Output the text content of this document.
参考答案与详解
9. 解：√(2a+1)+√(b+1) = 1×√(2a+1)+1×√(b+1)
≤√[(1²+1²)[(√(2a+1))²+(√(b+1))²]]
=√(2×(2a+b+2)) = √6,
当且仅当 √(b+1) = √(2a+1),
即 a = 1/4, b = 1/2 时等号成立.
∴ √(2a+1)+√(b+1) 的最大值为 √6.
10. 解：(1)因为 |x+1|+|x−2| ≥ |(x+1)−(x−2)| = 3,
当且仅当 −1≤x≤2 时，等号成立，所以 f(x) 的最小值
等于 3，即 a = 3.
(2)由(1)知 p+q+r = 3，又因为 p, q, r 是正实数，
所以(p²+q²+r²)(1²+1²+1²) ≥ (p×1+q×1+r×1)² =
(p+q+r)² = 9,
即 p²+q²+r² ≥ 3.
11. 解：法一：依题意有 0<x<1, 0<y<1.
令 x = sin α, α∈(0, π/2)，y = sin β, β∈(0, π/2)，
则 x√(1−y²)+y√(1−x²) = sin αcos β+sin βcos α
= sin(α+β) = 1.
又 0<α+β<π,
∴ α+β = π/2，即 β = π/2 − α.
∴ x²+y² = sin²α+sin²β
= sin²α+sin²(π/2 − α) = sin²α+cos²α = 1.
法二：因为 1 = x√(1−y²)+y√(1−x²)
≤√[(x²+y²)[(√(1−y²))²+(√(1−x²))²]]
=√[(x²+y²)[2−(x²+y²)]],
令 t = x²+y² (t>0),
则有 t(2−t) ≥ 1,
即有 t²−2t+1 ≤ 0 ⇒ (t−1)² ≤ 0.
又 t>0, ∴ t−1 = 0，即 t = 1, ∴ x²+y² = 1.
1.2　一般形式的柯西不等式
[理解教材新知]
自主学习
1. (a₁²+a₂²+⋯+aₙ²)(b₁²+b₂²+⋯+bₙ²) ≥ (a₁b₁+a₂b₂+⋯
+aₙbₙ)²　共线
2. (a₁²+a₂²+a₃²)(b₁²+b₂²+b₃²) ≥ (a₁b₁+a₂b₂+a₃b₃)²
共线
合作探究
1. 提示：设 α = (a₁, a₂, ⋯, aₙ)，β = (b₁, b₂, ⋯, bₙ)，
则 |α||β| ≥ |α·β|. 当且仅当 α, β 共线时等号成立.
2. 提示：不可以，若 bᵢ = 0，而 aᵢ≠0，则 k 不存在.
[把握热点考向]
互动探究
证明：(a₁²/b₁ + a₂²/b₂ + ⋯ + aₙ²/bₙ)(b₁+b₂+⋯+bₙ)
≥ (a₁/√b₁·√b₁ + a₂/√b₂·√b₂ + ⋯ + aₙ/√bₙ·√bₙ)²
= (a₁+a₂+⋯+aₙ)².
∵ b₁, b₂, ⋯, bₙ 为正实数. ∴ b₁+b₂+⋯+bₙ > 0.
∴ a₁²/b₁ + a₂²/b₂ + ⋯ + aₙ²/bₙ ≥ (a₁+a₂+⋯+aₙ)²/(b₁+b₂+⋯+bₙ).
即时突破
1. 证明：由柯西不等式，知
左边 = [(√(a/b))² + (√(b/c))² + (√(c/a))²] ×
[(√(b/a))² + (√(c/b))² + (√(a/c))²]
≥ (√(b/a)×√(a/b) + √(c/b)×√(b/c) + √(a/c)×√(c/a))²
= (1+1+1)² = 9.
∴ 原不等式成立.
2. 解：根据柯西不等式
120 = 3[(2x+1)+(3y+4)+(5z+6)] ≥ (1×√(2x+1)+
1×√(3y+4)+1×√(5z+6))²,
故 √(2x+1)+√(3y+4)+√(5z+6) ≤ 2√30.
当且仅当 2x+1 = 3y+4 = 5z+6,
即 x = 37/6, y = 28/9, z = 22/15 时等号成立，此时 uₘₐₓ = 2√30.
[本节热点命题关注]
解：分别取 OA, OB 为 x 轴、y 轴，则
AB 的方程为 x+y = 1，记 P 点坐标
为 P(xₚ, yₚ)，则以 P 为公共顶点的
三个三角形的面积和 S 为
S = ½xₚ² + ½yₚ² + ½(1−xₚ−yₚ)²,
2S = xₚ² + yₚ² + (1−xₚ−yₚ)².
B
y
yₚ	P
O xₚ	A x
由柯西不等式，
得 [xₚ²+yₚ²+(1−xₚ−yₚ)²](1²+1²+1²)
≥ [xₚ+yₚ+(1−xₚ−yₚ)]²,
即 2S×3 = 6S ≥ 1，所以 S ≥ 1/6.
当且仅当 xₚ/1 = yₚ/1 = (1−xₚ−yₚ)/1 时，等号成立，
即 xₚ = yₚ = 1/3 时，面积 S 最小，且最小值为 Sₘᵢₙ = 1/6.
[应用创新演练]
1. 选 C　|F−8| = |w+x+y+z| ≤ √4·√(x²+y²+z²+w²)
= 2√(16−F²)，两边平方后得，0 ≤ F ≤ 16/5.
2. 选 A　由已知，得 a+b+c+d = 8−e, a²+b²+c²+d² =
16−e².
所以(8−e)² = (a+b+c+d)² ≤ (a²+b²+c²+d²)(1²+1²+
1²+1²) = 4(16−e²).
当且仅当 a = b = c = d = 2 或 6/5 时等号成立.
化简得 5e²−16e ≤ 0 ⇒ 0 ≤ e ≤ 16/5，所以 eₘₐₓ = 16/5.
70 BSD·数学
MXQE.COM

######

To do:
Filter the listing above by the word "当且仅当"; copy each line that passes.

Exercise answer:
当且仅当 √(b+1) = √(2a+1),
当且仅当 −1≤x≤2 时，等号成立，所以 f(x) 的最小值
则 |α||β| ≥ |α·β|. 当且仅当 α, β 共线时等号成立.
当且仅当 2x+1 = 3y+4 = 5z+6,
当且仅当 xₚ/1 = yₚ/1 = (1−xₚ−yₚ)/1 时，等号成立，
当且仅当 a = b = c = d = 2 或 6/5 时等号成立.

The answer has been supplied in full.